_EXERCISE GOAL:_ Quote every line as written. Omit pictures.

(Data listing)

--------------------

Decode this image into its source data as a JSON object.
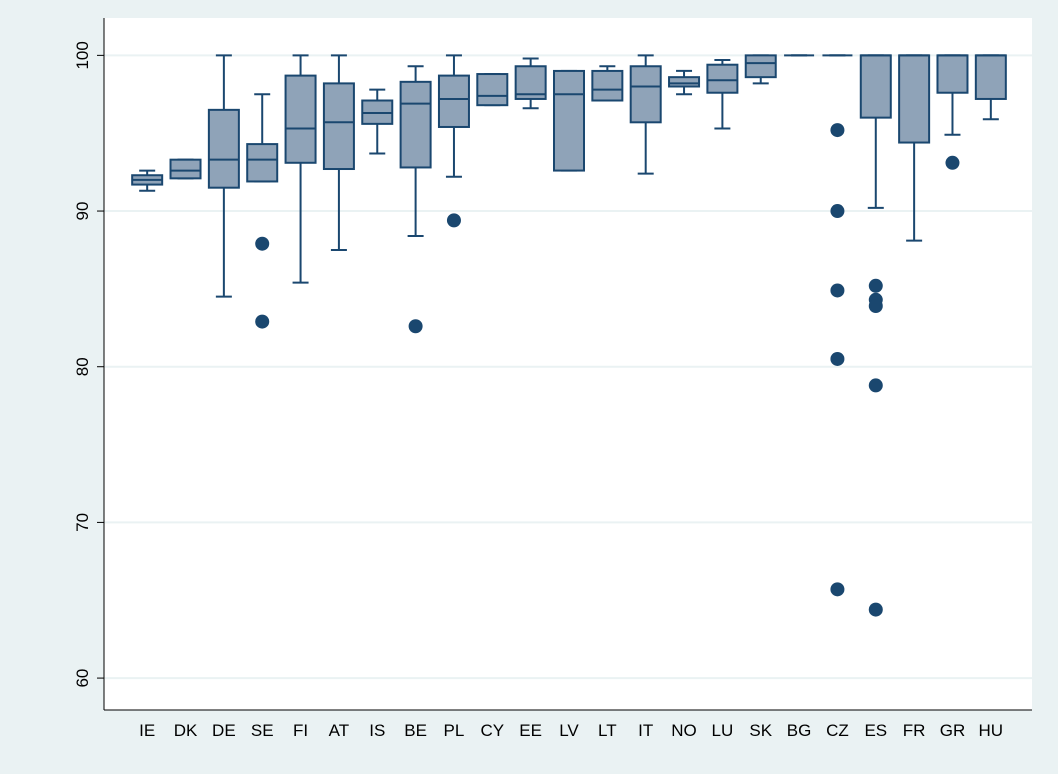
{
  "chart_data": {
    "type": "box",
    "categories": [
      "IE",
      "DK",
      "DE",
      "SE",
      "FI",
      "AT",
      "IS",
      "BE",
      "PL",
      "CY",
      "EE",
      "LV",
      "LT",
      "IT",
      "NO",
      "LU",
      "SK",
      "BG",
      "CZ",
      "ES",
      "FR",
      "GR",
      "HU"
    ],
    "whisker_low": [
      91.3,
      92.1,
      84.5,
      91.9,
      85.4,
      87.5,
      93.7,
      88.4,
      92.2,
      96.8,
      96.6,
      92.6,
      97.1,
      92.4,
      97.5,
      95.3,
      98.2,
      100,
      100,
      90.2,
      88.1,
      94.9,
      95.9
    ],
    "q1": [
      91.7,
      92.1,
      91.5,
      91.9,
      93.1,
      92.7,
      95.6,
      92.8,
      95.4,
      96.8,
      97.2,
      92.6,
      97.1,
      95.7,
      98.0,
      97.6,
      98.6,
      100,
      100,
      96.0,
      94.4,
      97.6,
      97.2
    ],
    "median": [
      92.0,
      92.6,
      93.3,
      93.3,
      95.3,
      95.7,
      96.3,
      96.9,
      97.2,
      97.4,
      97.5,
      97.5,
      97.8,
      98.0,
      98.2,
      98.4,
      99.5,
      100,
      100,
      100,
      100,
      100,
      100
    ],
    "q3": [
      92.3,
      93.3,
      96.5,
      94.3,
      98.7,
      98.2,
      97.1,
      98.3,
      98.7,
      98.8,
      99.3,
      99.0,
      99.0,
      99.3,
      98.6,
      99.4,
      100,
      100,
      100,
      100,
      100,
      100,
      100
    ],
    "whisker_high": [
      92.6,
      93.3,
      100,
      97.5,
      100,
      100,
      97.8,
      99.3,
      100,
      98.8,
      99.8,
      99.0,
      99.3,
      100,
      99.0,
      99.7,
      100,
      100,
      100,
      100,
      100,
      100,
      100
    ],
    "outliers": [
      [],
      [],
      [],
      [
        87.9,
        82.9
      ],
      [],
      [],
      [],
      [
        82.6
      ],
      [
        89.4
      ],
      [],
      [],
      [],
      [],
      [],
      [],
      [],
      [],
      [],
      [
        95.2,
        90.0,
        84.9,
        80.5,
        65.7
      ],
      [
        85.2,
        84.3,
        83.9,
        78.8,
        64.4
      ],
      [],
      [
        93.1
      ],
      []
    ],
    "box_color": "#8fa3b8",
    "line_color": "#1a476f",
    "ylim": [
      57.95,
      102.4
    ],
    "yticks": [
      60,
      70,
      80,
      90,
      100
    ],
    "grid": true
  }
}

--------------------

_SOLVED EXERCISE:_
Decode this image into its source data as a JSON object.
{
  "chart_data": {
    "type": "box",
    "categories": [
      "IE",
      "DK",
      "DE",
      "SE",
      "FI",
      "AT",
      "IS",
      "BE",
      "PL",
      "CY",
      "EE",
      "LV",
      "LT",
      "IT",
      "NO",
      "LU",
      "SK",
      "BG",
      "CZ",
      "ES",
      "FR",
      "GR",
      "HU"
    ],
    "whisker_low": [
      91.3,
      92.1,
      84.5,
      91.9,
      85.4,
      87.5,
      93.7,
      88.4,
      92.2,
      96.8,
      96.6,
      92.6,
      97.1,
      92.4,
      97.5,
      95.3,
      98.2,
      100,
      100,
      90.2,
      88.1,
      94.9,
      95.9
    ],
    "q1": [
      91.7,
      92.1,
      91.5,
      91.9,
      93.1,
      92.7,
      95.6,
      92.8,
      95.4,
      96.8,
      97.2,
      92.6,
      97.1,
      95.7,
      98.0,
      97.6,
      98.6,
      100,
      100,
      96.0,
      94.4,
      97.6,
      97.2
    ],
    "median": [
      92.0,
      92.6,
      93.3,
      93.3,
      95.3,
      95.7,
      96.3,
      96.9,
      97.2,
      97.4,
      97.5,
      97.5,
      97.8,
      98.0,
      98.2,
      98.4,
      99.5,
      100,
      100,
      100,
      100,
      100,
      100
    ],
    "q3": [
      92.3,
      93.3,
      96.5,
      94.3,
      98.7,
      98.2,
      97.1,
      98.3,
      98.7,
      98.8,
      99.3,
      99.0,
      99.0,
      99.3,
      98.6,
      99.4,
      100,
      100,
      100,
      100,
      100,
      100,
      100
    ],
    "whisker_high": [
      92.6,
      93.3,
      100,
      97.5,
      100,
      100,
      97.8,
      99.3,
      100,
      98.8,
      99.8,
      99.0,
      99.3,
      100,
      99.0,
      99.7,
      100,
      100,
      100,
      100,
      100,
      100,
      100
    ],
    "outliers": [
      [],
      [],
      [],
      [
        87.9,
        82.9
      ],
      [],
      [],
      [],
      [
        82.6
      ],
      [
        89.4
      ],
      [],
      [],
      [],
      [],
      [],
      [],
      [],
      [],
      [],
      [
        95.2,
        90.0,
        84.9,
        80.5,
        65.7
      ],
      [
        85.2,
        84.3,
        83.9,
        78.8,
        64.4
      ],
      [],
      [
        93.1
      ],
      []
    ],
    "box_color": "#8fa3b8",
    "line_color": "#1a476f",
    "ylim": [
      57.95,
      102.4
    ],
    "yticks": [
      60,
      70,
      80,
      90,
      100
    ],
    "grid": true
  }
}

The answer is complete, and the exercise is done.